> **What is required**
Search the material below for the word "photo" and copy every line in which it occurs.

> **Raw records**
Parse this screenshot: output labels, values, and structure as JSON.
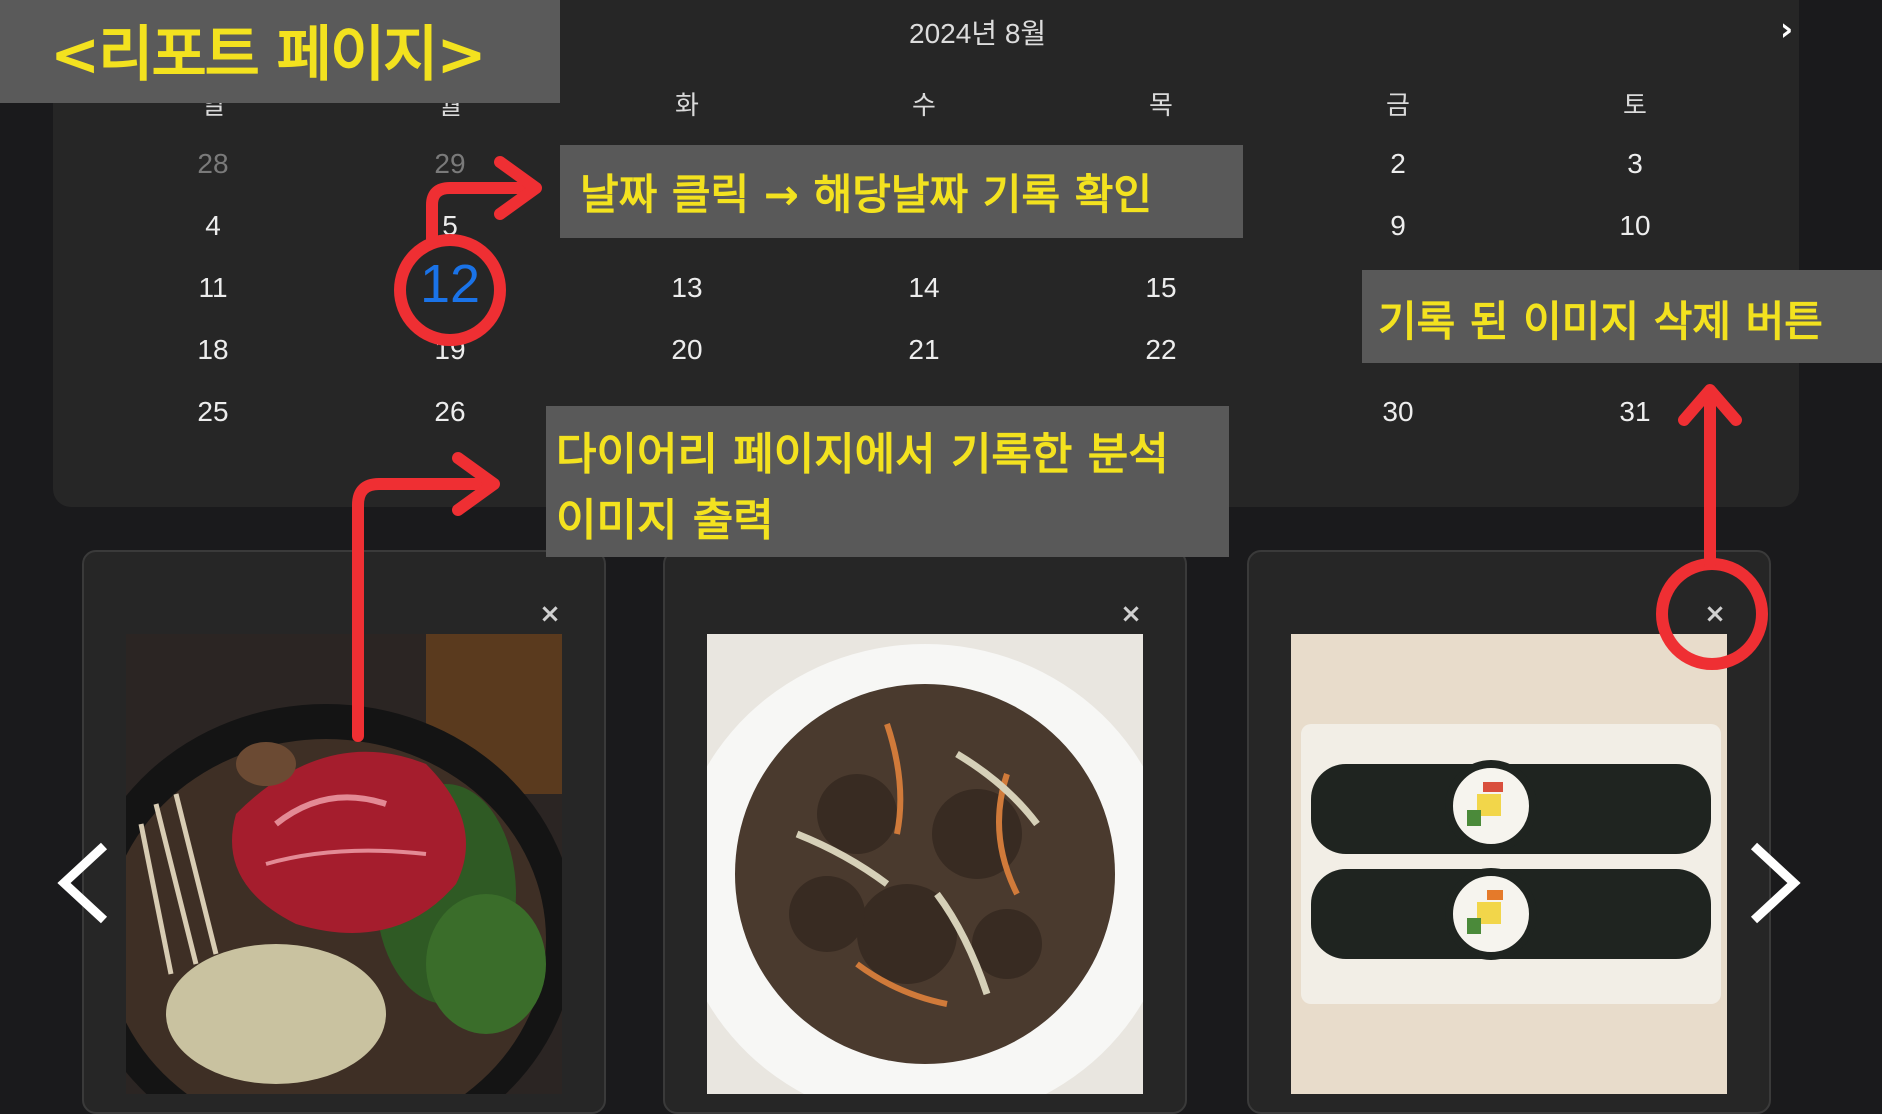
{
  "page_title": "<리포트 페이지>",
  "calendar": {
    "month_title": "2024년 8월",
    "next_icon": "›",
    "weekdays": [
      "일",
      "월",
      "화",
      "수",
      "목",
      "금",
      "토"
    ],
    "weeks": [
      [
        "28",
        "29",
        "",
        "",
        "",
        "2",
        "3"
      ],
      [
        "4",
        "5",
        "",
        "",
        "",
        "9",
        "10"
      ],
      [
        "11",
        "12",
        "13",
        "14",
        "15",
        "",
        ""
      ],
      [
        "18",
        "19",
        "20",
        "21",
        "22",
        "",
        ""
      ],
      [
        "25",
        "26",
        "",
        "",
        "",
        "30",
        "31"
      ]
    ],
    "selected_day": "12"
  },
  "annotations": {
    "date_click": "날짜 클릭 → 해당날짜 기록 확인",
    "delete_button": "기록 된 이미지 삭제 버튼",
    "diary_line1": "다이어리 페이지에서 기록한 분석",
    "diary_line2": "이미지 출력"
  },
  "cards": [
    {
      "close": "×",
      "image": "sukiyaki-photo"
    },
    {
      "close": "×",
      "image": "bulgogi-photo"
    },
    {
      "close": "×",
      "image": "kimbap-photo"
    }
  ],
  "nav": {
    "prev": "chevron-left-icon",
    "next": "chevron-right-icon"
  },
  "colors": {
    "highlight": "#f3e21f",
    "annotation_red": "#ef2f33",
    "selected_date": "#1a73e8"
  }
}
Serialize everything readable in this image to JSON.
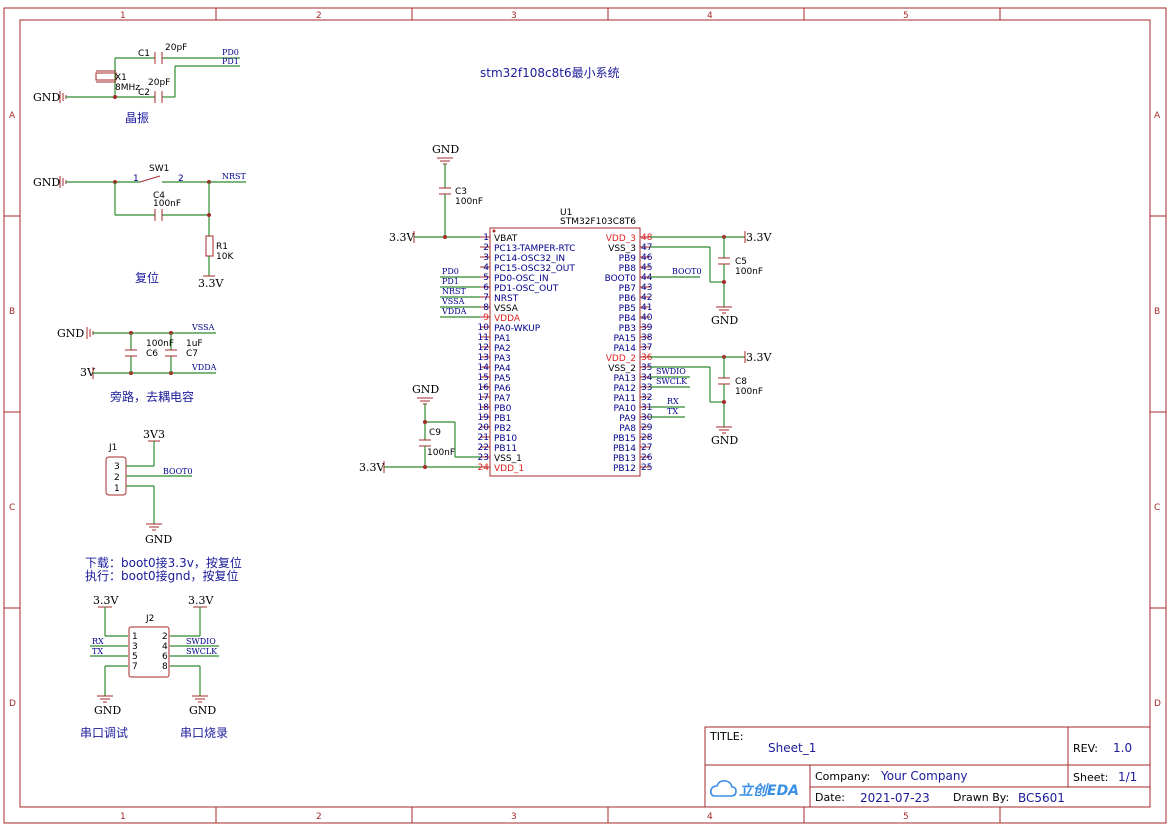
{
  "frame": {
    "col_labels": [
      "1",
      "2",
      "3",
      "4",
      "5"
    ],
    "row_labels": [
      "A",
      "B",
      "C",
      "D"
    ]
  },
  "title_main": "stm32f108c8t6最小系统",
  "sections": {
    "crystal": "晶振",
    "reset": "复位",
    "bypass": "旁路，去耦电容",
    "boot_line1": "下载：boot0接3.3v，按复位",
    "boot_line2": "执行：boot0接gnd，按复位",
    "uart_debug": "串口调试",
    "uart_flash": "串口烧录"
  },
  "crystal": {
    "c1": "C1",
    "c1_val": "20pF",
    "c2": "C2",
    "c2_val": "20pF",
    "x1": "X1",
    "x1_val": "8MHz",
    "pd0": "PD0",
    "pd1": "PD1",
    "gnd": "GND"
  },
  "reset": {
    "sw": "SW1",
    "sw_p1": "1",
    "sw_p2": "2",
    "nrst": "NRST",
    "gnd": "GND",
    "c4": "C4",
    "c4_val": "100nF",
    "r1": "R1",
    "r1_val": "10K",
    "vcc": "3.3V"
  },
  "bypass": {
    "gnd": "GND",
    "vcc": "3V",
    "vssa": "VSSA",
    "vdda": "VDDA",
    "c6": "C6",
    "c6_val": "100nF",
    "c7": "C7",
    "c7_val": "1uF"
  },
  "j1": {
    "name": "J1",
    "vcc": "3V3",
    "boot0": "BOOT0",
    "gnd": "GND",
    "pins": [
      "3",
      "2",
      "1"
    ]
  },
  "j2": {
    "name": "J2",
    "vcc_left": "3.3V",
    "vcc_right": "3.3V",
    "rx": "RX",
    "tx": "TX",
    "swdio": "SWDIO",
    "swclk": "SWCLK",
    "gnd_left": "GND",
    "gnd_right": "GND",
    "left_pins": [
      "1",
      "3",
      "5",
      "7"
    ],
    "right_pins": [
      "2",
      "4",
      "6",
      "8"
    ]
  },
  "mcu": {
    "ref": "U1",
    "part": "STM32F103C8T6",
    "left_pins": [
      {
        "n": "1",
        "name": "VBAT",
        "red": false
      },
      {
        "n": "2",
        "name": "PC13-TAMPER-RTC",
        "red": false
      },
      {
        "n": "3",
        "name": "PC14-OSC32_IN",
        "red": false
      },
      {
        "n": "4",
        "name": "PC15-OSC32_OUT",
        "red": false
      },
      {
        "n": "5",
        "name": "PD0-OSC_IN",
        "red": false
      },
      {
        "n": "6",
        "name": "PD1-OSC_OUT",
        "red": false
      },
      {
        "n": "7",
        "name": "NRST",
        "red": false
      },
      {
        "n": "8",
        "name": "VSSA",
        "red": false
      },
      {
        "n": "9",
        "name": "VDDA",
        "red": true
      },
      {
        "n": "10",
        "name": "PA0-WKUP",
        "red": false
      },
      {
        "n": "11",
        "name": "PA1",
        "red": false
      },
      {
        "n": "12",
        "name": "PA2",
        "red": false
      },
      {
        "n": "13",
        "name": "PA3",
        "red": false
      },
      {
        "n": "14",
        "name": "PA4",
        "red": false
      },
      {
        "n": "15",
        "name": "PA5",
        "red": false
      },
      {
        "n": "16",
        "name": "PA6",
        "red": false
      },
      {
        "n": "17",
        "name": "PA7",
        "red": false
      },
      {
        "n": "18",
        "name": "PB0",
        "red": false
      },
      {
        "n": "19",
        "name": "PB1",
        "red": false
      },
      {
        "n": "20",
        "name": "PB2",
        "red": false
      },
      {
        "n": "21",
        "name": "PB10",
        "red": false
      },
      {
        "n": "22",
        "name": "PB11",
        "red": false
      },
      {
        "n": "23",
        "name": "VSS_1",
        "red": false
      },
      {
        "n": "24",
        "name": "VDD_1",
        "red": true
      }
    ],
    "right_pins": [
      {
        "n": "48",
        "name": "VDD_3",
        "red": true
      },
      {
        "n": "47",
        "name": "VSS_3",
        "red": false
      },
      {
        "n": "46",
        "name": "PB9",
        "red": false
      },
      {
        "n": "45",
        "name": "PB8",
        "red": false
      },
      {
        "n": "44",
        "name": "BOOT0",
        "red": false
      },
      {
        "n": "43",
        "name": "PB7",
        "red": false
      },
      {
        "n": "42",
        "name": "PB6",
        "red": false
      },
      {
        "n": "41",
        "name": "PB5",
        "red": false
      },
      {
        "n": "40",
        "name": "PB4",
        "red": false
      },
      {
        "n": "39",
        "name": "PB3",
        "red": false
      },
      {
        "n": "38",
        "name": "PA15",
        "red": false
      },
      {
        "n": "37",
        "name": "PA14",
        "red": false
      },
      {
        "n": "36",
        "name": "VDD_2",
        "red": true
      },
      {
        "n": "35",
        "name": "VSS_2",
        "red": false
      },
      {
        "n": "34",
        "name": "PA13",
        "red": false
      },
      {
        "n": "33",
        "name": "PA12",
        "red": false
      },
      {
        "n": "32",
        "name": "PA11",
        "red": false
      },
      {
        "n": "31",
        "name": "PA10",
        "red": false
      },
      {
        "n": "30",
        "name": "PA9",
        "red": false
      },
      {
        "n": "29",
        "name": "PA8",
        "red": false
      },
      {
        "n": "28",
        "name": "PB15",
        "red": false
      },
      {
        "n": "27",
        "name": "PB14",
        "red": false
      },
      {
        "n": "26",
        "name": "PB13",
        "red": false
      },
      {
        "n": "25",
        "name": "PB12",
        "red": false
      }
    ],
    "left_nets": [
      "PD0",
      "PD1",
      "NRST",
      "VSSA",
      "VDDA"
    ],
    "right_nets": [
      "BOOT0",
      "SWDIO",
      "SWCLK",
      "RX",
      "TX"
    ]
  },
  "decoupling": {
    "c3": "C3",
    "c3_val": "100nF",
    "c5": "C5",
    "c5_val": "100nF",
    "c8": "C8",
    "c8_val": "100nF",
    "c9": "C9",
    "c9_val": "100nF",
    "gnd": "GND",
    "vcc": "3.3V"
  },
  "title_block": {
    "title_label": "TITLE:",
    "title": "Sheet_1",
    "rev_label": "REV:",
    "rev": "1.0",
    "company_label": "Company:",
    "company": "Your Company",
    "sheet_label": "Sheet:",
    "sheet": "1/1",
    "date_label": "Date:",
    "date": "2021-07-23",
    "drawn_label": "Drawn By:",
    "drawn": "BC5601",
    "logo_text": "立创EDA",
    "logo_color": "#3a8ee6"
  }
}
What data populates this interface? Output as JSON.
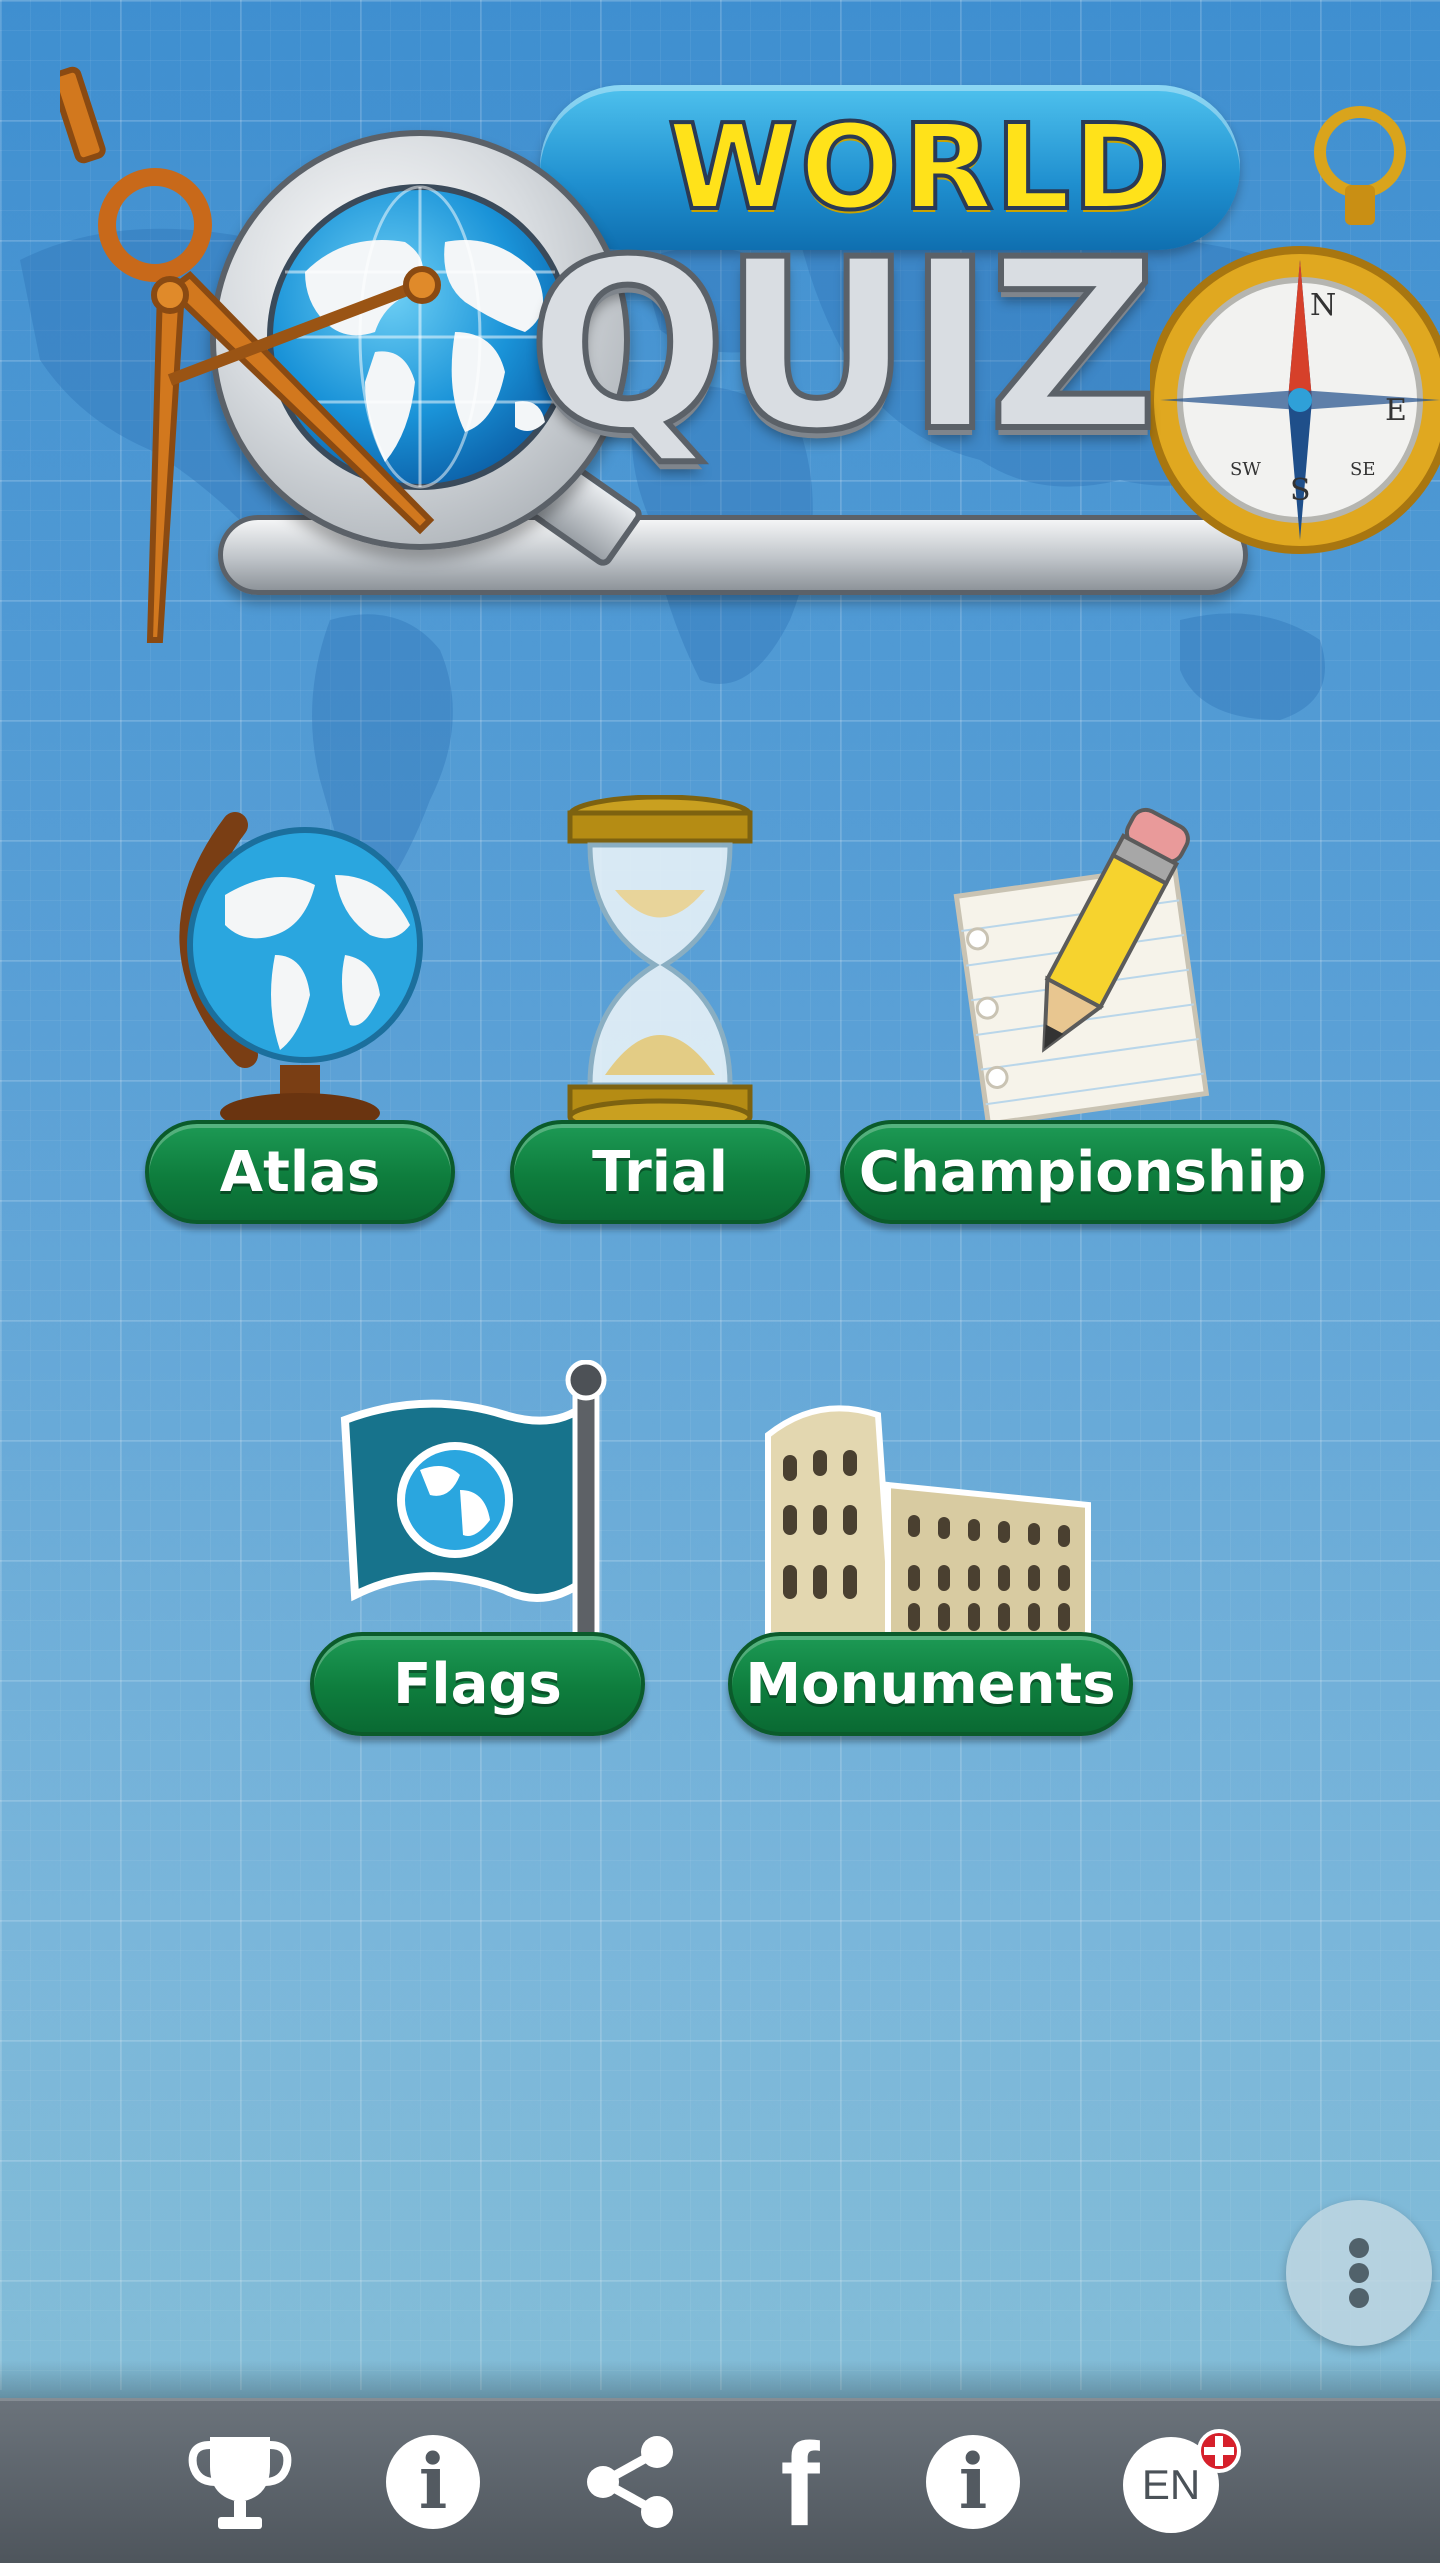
{
  "logo": {
    "top_word": "WORLD",
    "main_word": "QUIZ",
    "compass_letters": {
      "n": "N",
      "e": "E",
      "s": "S",
      "se": "SE",
      "sw": "SW"
    }
  },
  "menu": {
    "atlas": {
      "label": "Atlas",
      "icon": "globe-icon"
    },
    "trial": {
      "label": "Trial",
      "icon": "hourglass-icon"
    },
    "championship": {
      "label": "Championship",
      "icon": "pencil-paper-icon"
    },
    "flags": {
      "label": "Flags",
      "icon": "flag-icon"
    },
    "monuments": {
      "label": "Monuments",
      "icon": "colosseum-icon"
    }
  },
  "fab": {
    "icon": "more-vert-icon"
  },
  "bottom_bar": {
    "items": [
      {
        "icon": "trophy-icon"
      },
      {
        "icon": "info-icon",
        "glyph": "i"
      },
      {
        "icon": "share-icon"
      },
      {
        "icon": "facebook-icon",
        "glyph": "f"
      },
      {
        "icon": "info-icon",
        "glyph": "i"
      },
      {
        "icon": "language-icon",
        "label": "EN"
      }
    ]
  },
  "colors": {
    "background": "#5aa0d6",
    "button_green": "#0e7d3d",
    "bottom_bar": "#565d64",
    "logo_yellow": "#ffe21a"
  }
}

> **Response for this exercise**
      "image": "sukiyaki-photo"
      "image": "bulgogi-photo"
      "image": "kimbap-photo"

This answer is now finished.